◆ Set exercise: Produce an exact transcription of the listing below, omitting the pictures.

BEGIN

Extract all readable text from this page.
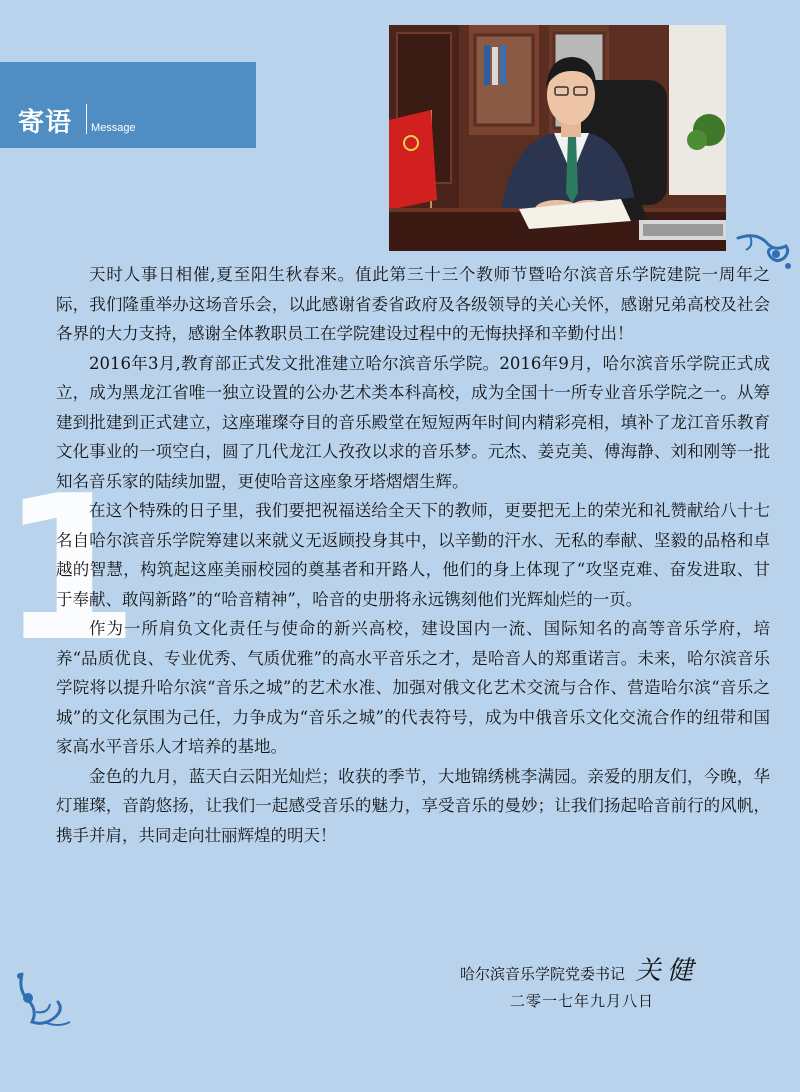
寄语 Message
1

天时人事日相催,夏至阳生秋春来。值此第三十三个教师节暨哈尔滨音乐学院建院一周年之际，我们隆重举办这场音乐会，以此感谢省委省政府及各级领导的关心关怀，感谢兄弟高校及社会各界的大力支持，感谢全体教职员工在学院建设过程中的无悔抉择和辛勤付出！

2016年3月,教育部正式发文批准建立哈尔滨音乐学院。2016年9月，哈尔滨音乐学院正式成立，成为黑龙江省唯一独立设置的公办艺术类本科高校，成为全国十一所专业音乐学院之一。从筹建到批建到正式建立，这座璀璨夺目的音乐殿堂在短短两年时间内精彩亮相，填补了龙江音乐教育文化事业的一项空白，圆了几代龙江人孜孜以求的音乐梦。元杰、姜克美、傅海静、刘和刚等一批知名音乐家的陆续加盟，更使哈音这座象牙塔熠熠生辉。

在这个特殊的日子里，我们要把祝福送给全天下的教师，更要把无上的荣光和礼赞献给八十七名自哈尔滨音乐学院筹建以来就义无返顾投身其中，以辛勤的汗水、无私的奉献、坚毅的品格和卓越的智慧，构筑起这座美丽校园的奠基者和开路人，他们的身上体现了“攻坚克难、奋发进取、甘于奉献、敢闯新路”的“哈音精神”，哈音的史册将永远镌刻他们光辉灿烂的一页。

作为一所肩负文化责任与使命的新兴高校，建设国内一流、国际知名的高等音乐学府，培养“品质优良、专业优秀、气质优雅”的高水平音乐之才，是哈音人的郑重诺言。未来，哈尔滨音乐学院将以提升哈尔滨“音乐之城”的艺术水准、加强对俄文化艺术交流与合作、营造哈尔滨“音乐之城”的文化氛围为己任，力争成为“音乐之城”的代表符号，成为中俄音乐文化交流合作的纽带和国家高水平音乐人才培养的基地。

金色的九月，蓝天白云阳光灿烂；收获的季节，大地锦绣桃李满园。亲爱的朋友们，今晚，华灯璀璨，音韵悠扬，让我们一起感受音乐的魅力，享受音乐的曼妙；让我们扬起哈音前行的风帆，携手并肩，共同走向壮丽辉煌的明天！

哈尔滨音乐学院党委书记 关健
二零一七年九月八日
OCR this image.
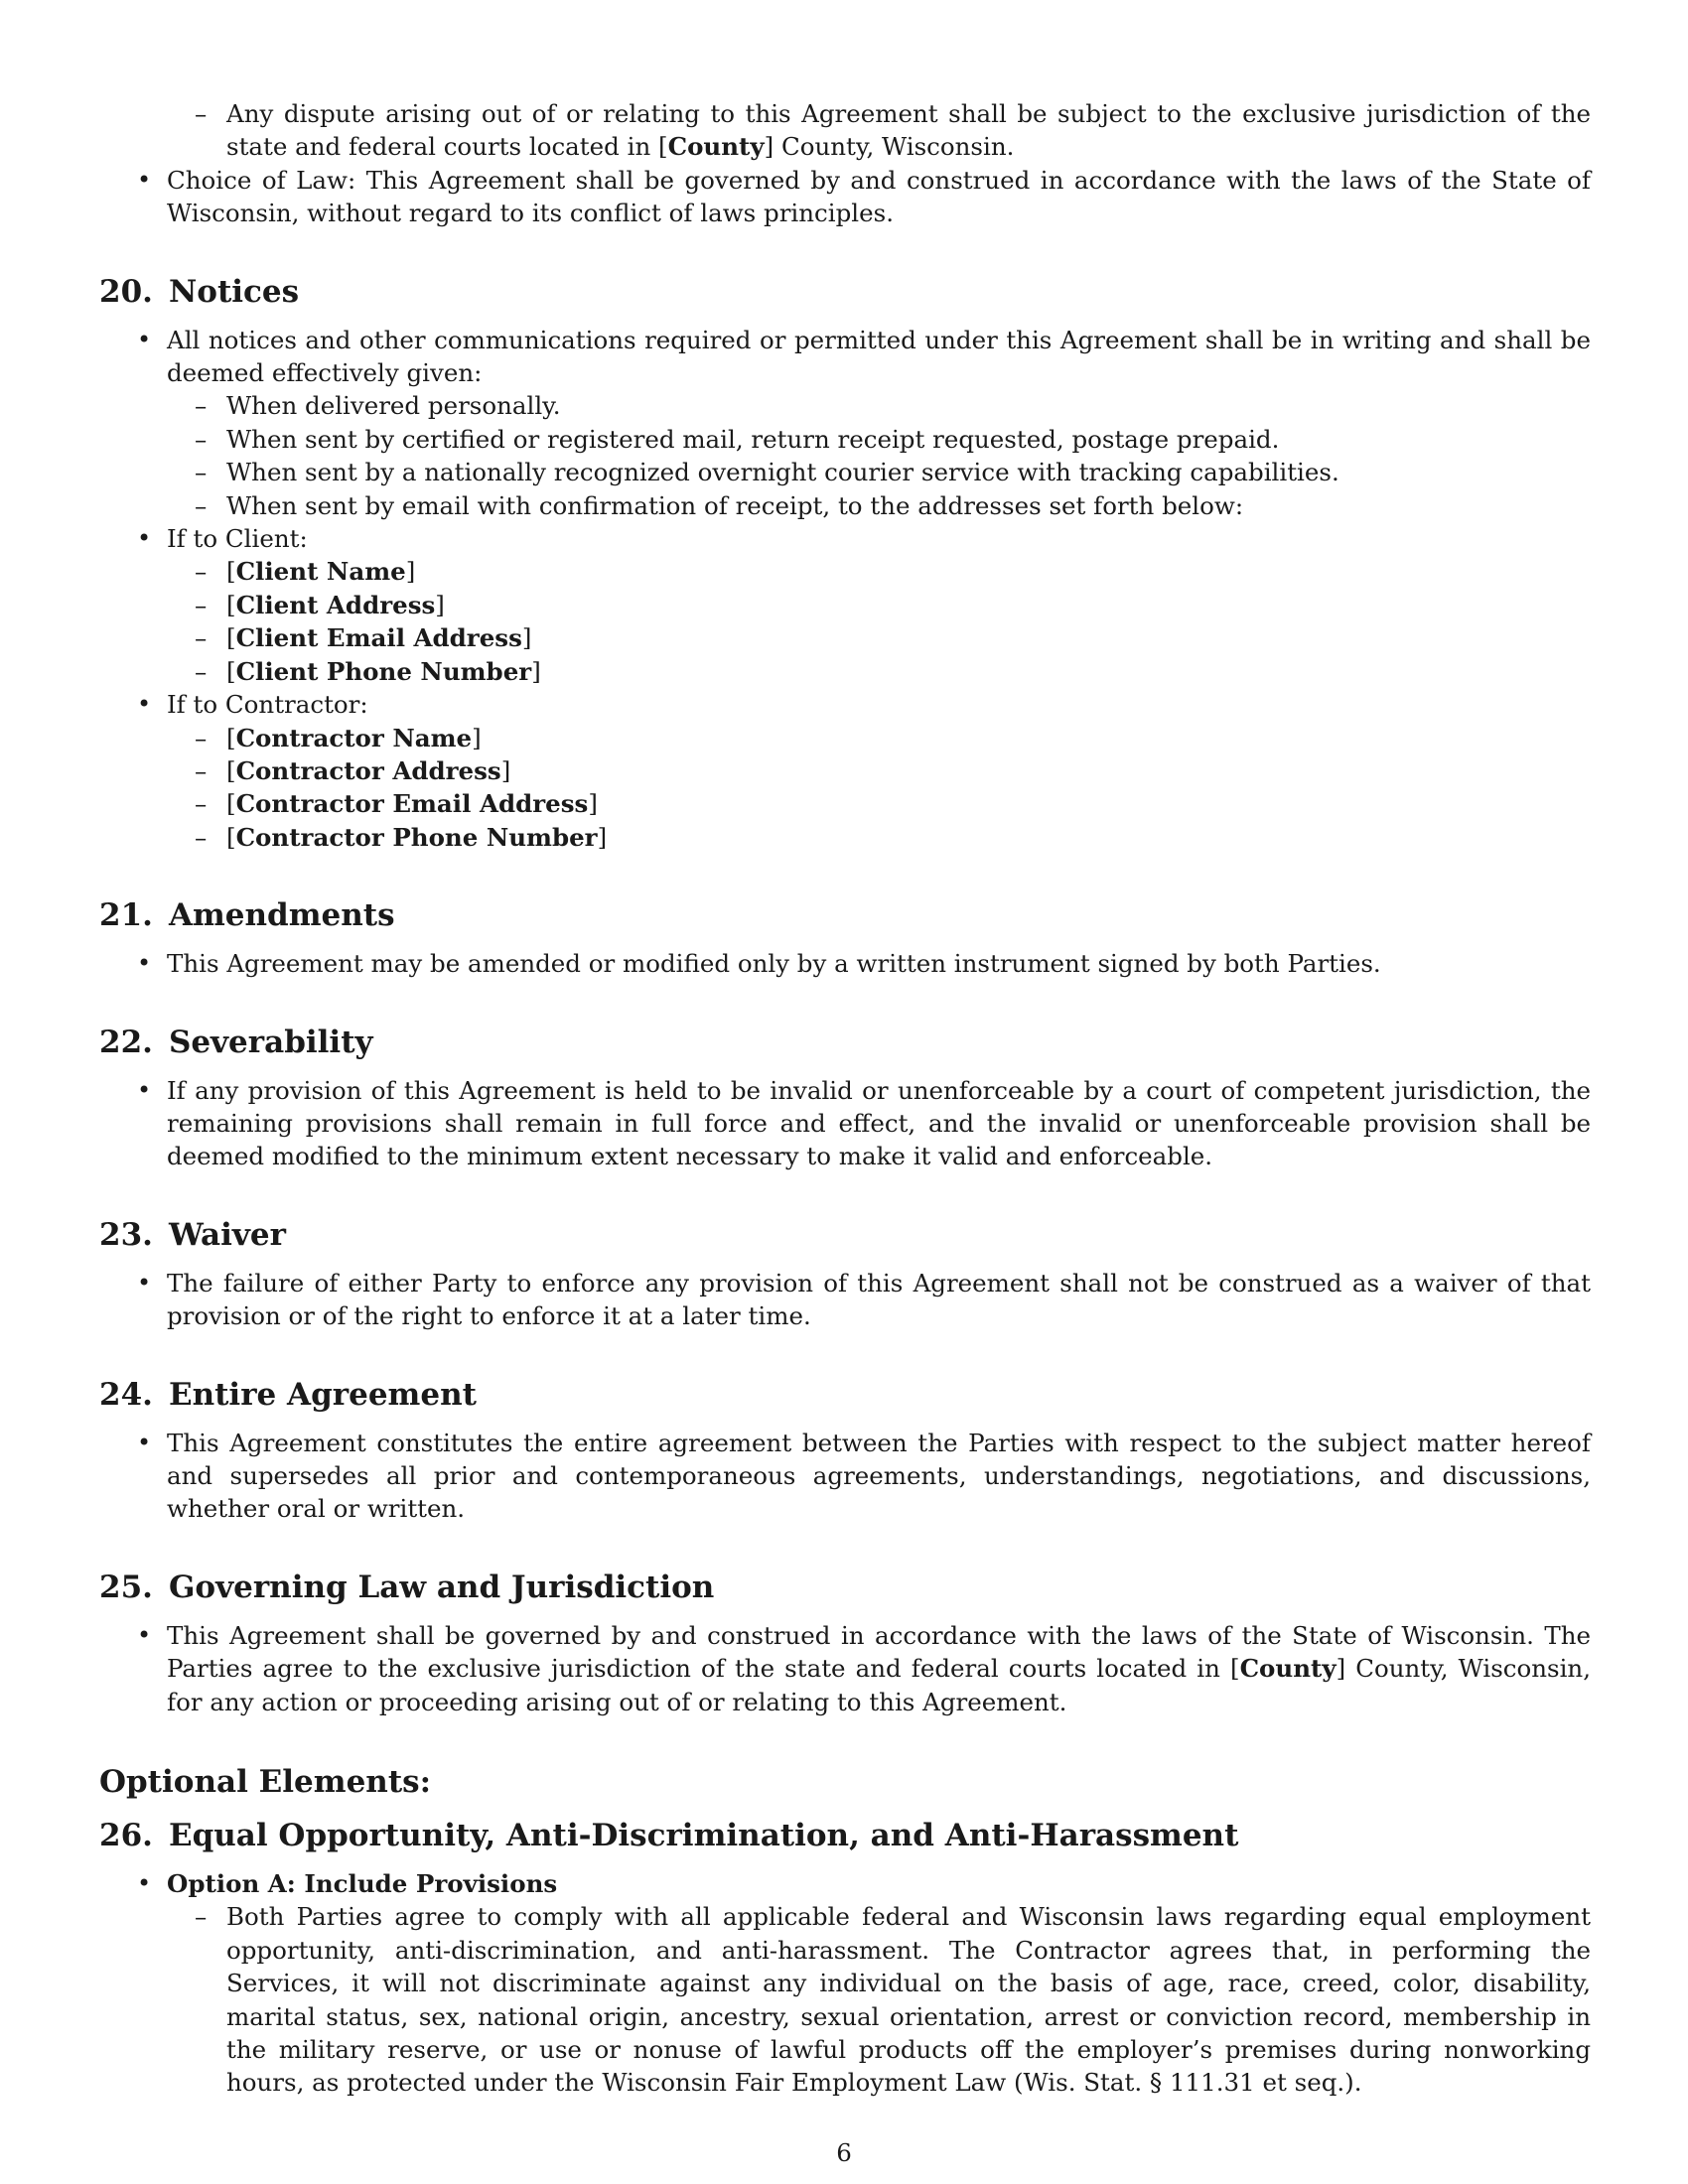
– Any dispute arising out of or relating to this Agreement shall be subject to the exclusive jurisdiction of the state and federal courts located in [County] County, Wisconsin.

• Choice of Law: This Agreement shall be governed by and construed in accordance with the laws of the State of Wisconsin, without regard to its conflict of laws principles.
20. Notices
• All notices and other communications required or permitted under this Agreement shall be in writing and shall be deemed effectively given:
– When delivered personally.
– When sent by certified or registered mail, return receipt requested, postage prepaid.
– When sent by a nationally recognized overnight courier service with tracking capabilities.
– When sent by email with confirmation of receipt, to the addresses set forth below:
• If to Client:
– [Client Name]
– [Client Address]
– [Client Email Address]
– [Client Phone Number]
• If to Contractor:
– [Contractor Name]
– [Contractor Address]
– [Contractor Email Address]
– [Contractor Phone Number]
21. Amendments
• This Agreement may be amended or modified only by a written instrument signed by both Parties.
22. Severability
• If any provision of this Agreement is held to be invalid or unenforceable by a court of competent jurisdiction, the remaining provisions shall remain in full force and effect, and the invalid or unenforceable provision shall be deemed modified to the minimum extent necessary to make it valid and enforceable.
23. Waiver
• The failure of either Party to enforce any provision of this Agreement shall not be construed as a waiver of that provision or of the right to enforce it at a later time.
24. Entire Agreement
• This Agreement constitutes the entire agreement between the Parties with respect to the subject matter hereof and supersedes all prior and contemporaneous agreements, understandings, negotiations, and discussions, whether oral or written.
25. Governing Law and Jurisdiction
• This Agreement shall be governed by and construed in accordance with the laws of the State of Wisconsin. The Parties agree to the exclusive jurisdiction of the state and federal courts located in [County] County, Wisconsin, for any action or proceeding arising out of or relating to this Agreement.
Optional Elements:
26. Equal Opportunity, Anti-Discrimination, and Anti-Harassment
• Option A: Include Provisions
– Both Parties agree to comply with all applicable federal and Wisconsin laws regarding equal employment opportunity, anti-discrimination, and anti-harassment. The Contractor agrees that, in performing the Services, it will not discriminate against any individual on the basis of age, race, creed, color, disability, marital status, sex, national origin, ancestry, sexual orientation, arrest or conviction record, membership in the military reserve, or use or nonuse of lawful products off the employer’s premises during nonworking hours, as protected under the Wisconsin Fair Employment Law (Wis. Stat. § 111.31 et seq.).
6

END

◆ Problem solution:
Extract all readable text from this page.
寄语 Message
1

天时人事日相催,夏至阳生秋春来。值此第三十三个教师节暨哈尔滨音乐学院建院一周年之际，我们隆重举办这场音乐会，以此感谢省委省政府及各级领导的关心关怀，感谢兄弟高校及社会各界的大力支持，感谢全体教职员工在学院建设过程中的无悔抉择和辛勤付出！

2016年3月,教育部正式发文批准建立哈尔滨音乐学院。2016年9月，哈尔滨音乐学院正式成立，成为黑龙江省唯一独立设置的公办艺术类本科高校，成为全国十一所专业音乐学院之一。从筹建到批建到正式建立，这座璀璨夺目的音乐殿堂在短短两年时间内精彩亮相，填补了龙江音乐教育文化事业的一项空白，圆了几代龙江人孜孜以求的音乐梦。元杰、姜克美、傅海静、刘和刚等一批知名音乐家的陆续加盟，更使哈音这座象牙塔熠熠生辉。

在这个特殊的日子里，我们要把祝福送给全天下的教师，更要把无上的荣光和礼赞献给八十七名自哈尔滨音乐学院筹建以来就义无返顾投身其中，以辛勤的汗水、无私的奉献、坚毅的品格和卓越的智慧，构筑起这座美丽校园的奠基者和开路人，他们的身上体现了“攻坚克难、奋发进取、甘于奉献、敢闯新路”的“哈音精神”，哈音的史册将永远镌刻他们光辉灿烂的一页。

作为一所肩负文化责任与使命的新兴高校，建设国内一流、国际知名的高等音乐学府，培养“品质优良、专业优秀、气质优雅”的高水平音乐之才，是哈音人的郑重诺言。未来，哈尔滨音乐学院将以提升哈尔滨“音乐之城”的艺术水准、加强对俄文化艺术交流与合作、营造哈尔滨“音乐之城”的文化氛围为己任，力争成为“音乐之城”的代表符号，成为中俄音乐文化交流合作的纽带和国家高水平音乐人才培养的基地。

金色的九月，蓝天白云阳光灿烂；收获的季节，大地锦绣桃李满园。亲爱的朋友们，今晚，华灯璀璨，音韵悠扬，让我们一起感受音乐的魅力，享受音乐的曼妙；让我们扬起哈音前行的风帆，携手并肩，共同走向壮丽辉煌的明天！

哈尔滨音乐学院党委书记 关健
二零一七年九月八日
OCR this image.
– Any dispute arising out of or relating to this Agreement shall be subject to the exclusive jurisdiction of the state and federal courts located in [County] County, Wisconsin.

• Choice of Law: This Agreement shall be governed by and construed in accordance with the laws of the State of Wisconsin, without regard to its conflict of laws principles.
20. Notices
• All notices and other communications required or permitted under this Agreement shall be in writing and shall be deemed effectively given:
– When delivered personally.
– When sent by certified or registered mail, return receipt requested, postage prepaid.
– When sent by a nationally recognized overnight courier service with tracking capabilities.
– When sent by email with confirmation of receipt, to the addresses set forth below:
• If to Client:
– [Client Name]
– [Client Address]
– [Client Email Address]
– [Client Phone Number]
• If to Contractor:
– [Contractor Name]
– [Contractor Address]
– [Contractor Email Address]
– [Contractor Phone Number]
21. Amendments
• This Agreement may be amended or modified only by a written instrument signed by both Parties.
22. Severability
• If any provision of this Agreement is held to be invalid or unenforceable by a court of competent jurisdiction, the remaining provisions shall remain in full force and effect, and the invalid or unenforceable provision shall be deemed modified to the minimum extent necessary to make it valid and enforceable.
23. Waiver
• The failure of either Party to enforce any provision of this Agreement shall not be construed as a waiver of that provision or of the right to enforce it at a later time.
24. Entire Agreement
• This Agreement constitutes the entire agreement between the Parties with respect to the subject matter hereof and supersedes all prior and contemporaneous agreements, understandings, negotiations, and discussions, whether oral or written.
25. Governing Law and Jurisdiction
• This Agreement shall be governed by and construed in accordance with the laws of the State of Wisconsin. The Parties agree to the exclusive jurisdiction of the state and federal courts located in [County] County, Wisconsin, for any action or proceeding arising out of or relating to this Agreement.
Optional Elements:
26. Equal Opportunity, Anti-Discrimination, and Anti-Harassment
• Option A: Include Provisions
– Both Parties agree to comply with all applicable federal and Wisconsin laws regarding equal employment opportunity, anti-discrimination, and anti-harassment. The Contractor agrees that, in performing the Services, it will not discriminate against any individual on the basis of age, race, creed, color, disability, marital status, sex, national origin, ancestry, sexual orientation, arrest or conviction record, membership in the military reserve, or use or nonuse of lawful products off the employer’s premises during nonworking hours, as protected under the Wisconsin Fair Employment Law (Wis. Stat. § 111.31 et seq.).
6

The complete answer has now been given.